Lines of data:
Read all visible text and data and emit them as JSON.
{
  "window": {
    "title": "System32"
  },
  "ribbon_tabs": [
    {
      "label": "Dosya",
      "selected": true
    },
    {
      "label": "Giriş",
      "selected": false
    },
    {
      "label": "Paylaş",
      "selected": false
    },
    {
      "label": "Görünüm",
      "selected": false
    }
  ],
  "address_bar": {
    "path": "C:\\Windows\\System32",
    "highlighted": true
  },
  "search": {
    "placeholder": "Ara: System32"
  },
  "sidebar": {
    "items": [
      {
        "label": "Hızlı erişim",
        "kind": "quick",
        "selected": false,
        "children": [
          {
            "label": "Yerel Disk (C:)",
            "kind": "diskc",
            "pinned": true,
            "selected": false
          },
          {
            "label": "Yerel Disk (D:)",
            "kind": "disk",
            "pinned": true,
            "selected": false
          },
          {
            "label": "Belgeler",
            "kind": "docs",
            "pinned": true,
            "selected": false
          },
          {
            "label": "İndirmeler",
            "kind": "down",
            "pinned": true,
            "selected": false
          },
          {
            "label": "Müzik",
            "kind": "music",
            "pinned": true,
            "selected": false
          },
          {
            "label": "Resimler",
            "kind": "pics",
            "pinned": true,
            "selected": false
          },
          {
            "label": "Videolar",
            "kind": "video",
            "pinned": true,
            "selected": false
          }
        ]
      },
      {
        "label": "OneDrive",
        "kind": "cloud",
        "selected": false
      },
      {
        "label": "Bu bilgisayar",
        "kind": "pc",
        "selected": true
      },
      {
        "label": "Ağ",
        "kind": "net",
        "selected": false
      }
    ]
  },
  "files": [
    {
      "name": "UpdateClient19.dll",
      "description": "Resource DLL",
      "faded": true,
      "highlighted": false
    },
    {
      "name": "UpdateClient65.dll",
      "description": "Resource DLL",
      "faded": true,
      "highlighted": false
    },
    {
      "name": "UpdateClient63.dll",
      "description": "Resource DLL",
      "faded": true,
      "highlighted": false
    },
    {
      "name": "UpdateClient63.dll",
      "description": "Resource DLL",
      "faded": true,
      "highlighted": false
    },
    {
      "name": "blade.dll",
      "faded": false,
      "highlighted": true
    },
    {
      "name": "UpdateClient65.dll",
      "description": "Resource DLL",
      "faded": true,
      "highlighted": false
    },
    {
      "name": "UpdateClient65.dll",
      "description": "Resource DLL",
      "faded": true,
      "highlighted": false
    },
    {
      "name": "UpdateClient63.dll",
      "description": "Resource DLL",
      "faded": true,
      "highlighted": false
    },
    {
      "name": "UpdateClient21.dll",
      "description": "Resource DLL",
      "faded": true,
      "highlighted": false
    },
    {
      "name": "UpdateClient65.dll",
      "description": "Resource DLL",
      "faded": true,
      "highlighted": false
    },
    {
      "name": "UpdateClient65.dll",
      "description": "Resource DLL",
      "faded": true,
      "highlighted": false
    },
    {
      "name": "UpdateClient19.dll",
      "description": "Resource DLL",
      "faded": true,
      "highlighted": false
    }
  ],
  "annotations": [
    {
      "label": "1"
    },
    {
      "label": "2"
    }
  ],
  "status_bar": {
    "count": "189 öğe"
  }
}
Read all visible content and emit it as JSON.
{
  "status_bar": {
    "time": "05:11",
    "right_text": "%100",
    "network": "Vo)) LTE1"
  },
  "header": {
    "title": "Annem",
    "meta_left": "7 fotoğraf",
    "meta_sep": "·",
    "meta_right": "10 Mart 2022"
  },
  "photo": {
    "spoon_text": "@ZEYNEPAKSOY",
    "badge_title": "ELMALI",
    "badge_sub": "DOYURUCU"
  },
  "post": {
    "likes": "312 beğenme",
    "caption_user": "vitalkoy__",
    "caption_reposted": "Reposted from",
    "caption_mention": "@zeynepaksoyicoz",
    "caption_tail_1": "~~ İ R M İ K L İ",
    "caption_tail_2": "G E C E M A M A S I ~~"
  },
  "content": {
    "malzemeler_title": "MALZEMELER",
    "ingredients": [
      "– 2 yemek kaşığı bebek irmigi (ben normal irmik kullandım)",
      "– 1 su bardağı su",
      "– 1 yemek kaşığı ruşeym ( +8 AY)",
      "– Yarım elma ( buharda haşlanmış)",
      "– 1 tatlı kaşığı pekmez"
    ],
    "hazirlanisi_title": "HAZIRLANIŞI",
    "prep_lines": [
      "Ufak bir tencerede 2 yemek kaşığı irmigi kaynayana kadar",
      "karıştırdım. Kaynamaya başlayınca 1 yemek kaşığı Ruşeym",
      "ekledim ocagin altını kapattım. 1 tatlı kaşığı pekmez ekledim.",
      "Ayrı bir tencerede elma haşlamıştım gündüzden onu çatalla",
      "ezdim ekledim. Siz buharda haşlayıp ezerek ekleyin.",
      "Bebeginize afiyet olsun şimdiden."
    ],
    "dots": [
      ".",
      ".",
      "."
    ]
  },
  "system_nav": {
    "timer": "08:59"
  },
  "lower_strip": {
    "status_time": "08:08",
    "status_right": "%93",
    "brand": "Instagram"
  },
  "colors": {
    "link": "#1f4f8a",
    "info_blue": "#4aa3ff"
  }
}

WRITTEN EXERCISE >>
Among the lines of the listing, how many hold the string "irmigi"? Respond with only the number.

PROBLEM SOLUTION >>
2